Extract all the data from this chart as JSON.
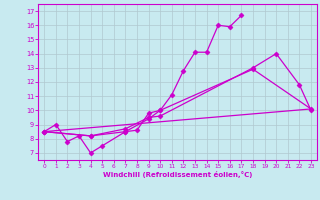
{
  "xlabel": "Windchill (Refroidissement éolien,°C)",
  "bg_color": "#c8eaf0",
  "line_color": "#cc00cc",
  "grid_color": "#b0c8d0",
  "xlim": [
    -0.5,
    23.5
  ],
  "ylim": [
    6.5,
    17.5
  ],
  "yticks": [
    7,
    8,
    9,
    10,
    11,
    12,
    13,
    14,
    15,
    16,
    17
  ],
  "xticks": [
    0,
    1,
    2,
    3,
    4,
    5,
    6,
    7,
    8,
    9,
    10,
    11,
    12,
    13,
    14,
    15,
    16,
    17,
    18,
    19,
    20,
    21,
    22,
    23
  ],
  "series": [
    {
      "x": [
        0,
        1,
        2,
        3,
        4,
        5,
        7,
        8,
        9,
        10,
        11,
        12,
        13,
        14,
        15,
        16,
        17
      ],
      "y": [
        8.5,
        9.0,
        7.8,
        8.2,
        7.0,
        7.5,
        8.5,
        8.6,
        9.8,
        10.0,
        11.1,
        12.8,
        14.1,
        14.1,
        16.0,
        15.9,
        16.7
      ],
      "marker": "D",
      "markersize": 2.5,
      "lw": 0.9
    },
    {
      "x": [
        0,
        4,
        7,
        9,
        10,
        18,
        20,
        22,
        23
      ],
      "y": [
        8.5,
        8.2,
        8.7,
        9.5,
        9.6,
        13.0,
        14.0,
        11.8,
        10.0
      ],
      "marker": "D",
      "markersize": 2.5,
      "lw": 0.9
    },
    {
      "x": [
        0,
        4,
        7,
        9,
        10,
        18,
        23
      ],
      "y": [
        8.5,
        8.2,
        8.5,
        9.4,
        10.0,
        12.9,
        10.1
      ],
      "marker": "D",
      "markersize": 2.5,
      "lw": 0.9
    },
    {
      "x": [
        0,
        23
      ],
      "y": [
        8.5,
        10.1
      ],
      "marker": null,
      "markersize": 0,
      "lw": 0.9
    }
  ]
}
────────────────────
> **WHAT YOU HAVE TO DO**
Verbatim reproduction of every record is required; images are left out.

> **EXERCISE RESPONSE**
Extract all the data from this chart as JSON.
{
  "xlabel": "Windchill (Refroidissement éolien,°C)",
  "bg_color": "#c8eaf0",
  "line_color": "#cc00cc",
  "grid_color": "#b0c8d0",
  "xlim": [
    -0.5,
    23.5
  ],
  "ylim": [
    6.5,
    17.5
  ],
  "yticks": [
    7,
    8,
    9,
    10,
    11,
    12,
    13,
    14,
    15,
    16,
    17
  ],
  "xticks": [
    0,
    1,
    2,
    3,
    4,
    5,
    6,
    7,
    8,
    9,
    10,
    11,
    12,
    13,
    14,
    15,
    16,
    17,
    18,
    19,
    20,
    21,
    22,
    23
  ],
  "series": [
    {
      "x": [
        0,
        1,
        2,
        3,
        4,
        5,
        7,
        8,
        9,
        10,
        11,
        12,
        13,
        14,
        15,
        16,
        17
      ],
      "y": [
        8.5,
        9.0,
        7.8,
        8.2,
        7.0,
        7.5,
        8.5,
        8.6,
        9.8,
        10.0,
        11.1,
        12.8,
        14.1,
        14.1,
        16.0,
        15.9,
        16.7
      ],
      "marker": "D",
      "markersize": 2.5,
      "lw": 0.9
    },
    {
      "x": [
        0,
        4,
        7,
        9,
        10,
        18,
        20,
        22,
        23
      ],
      "y": [
        8.5,
        8.2,
        8.7,
        9.5,
        9.6,
        13.0,
        14.0,
        11.8,
        10.0
      ],
      "marker": "D",
      "markersize": 2.5,
      "lw": 0.9
    },
    {
      "x": [
        0,
        4,
        7,
        9,
        10,
        18,
        23
      ],
      "y": [
        8.5,
        8.2,
        8.5,
        9.4,
        10.0,
        12.9,
        10.1
      ],
      "marker": "D",
      "markersize": 2.5,
      "lw": 0.9
    },
    {
      "x": [
        0,
        23
      ],
      "y": [
        8.5,
        10.1
      ],
      "marker": null,
      "markersize": 0,
      "lw": 0.9
    }
  ]
}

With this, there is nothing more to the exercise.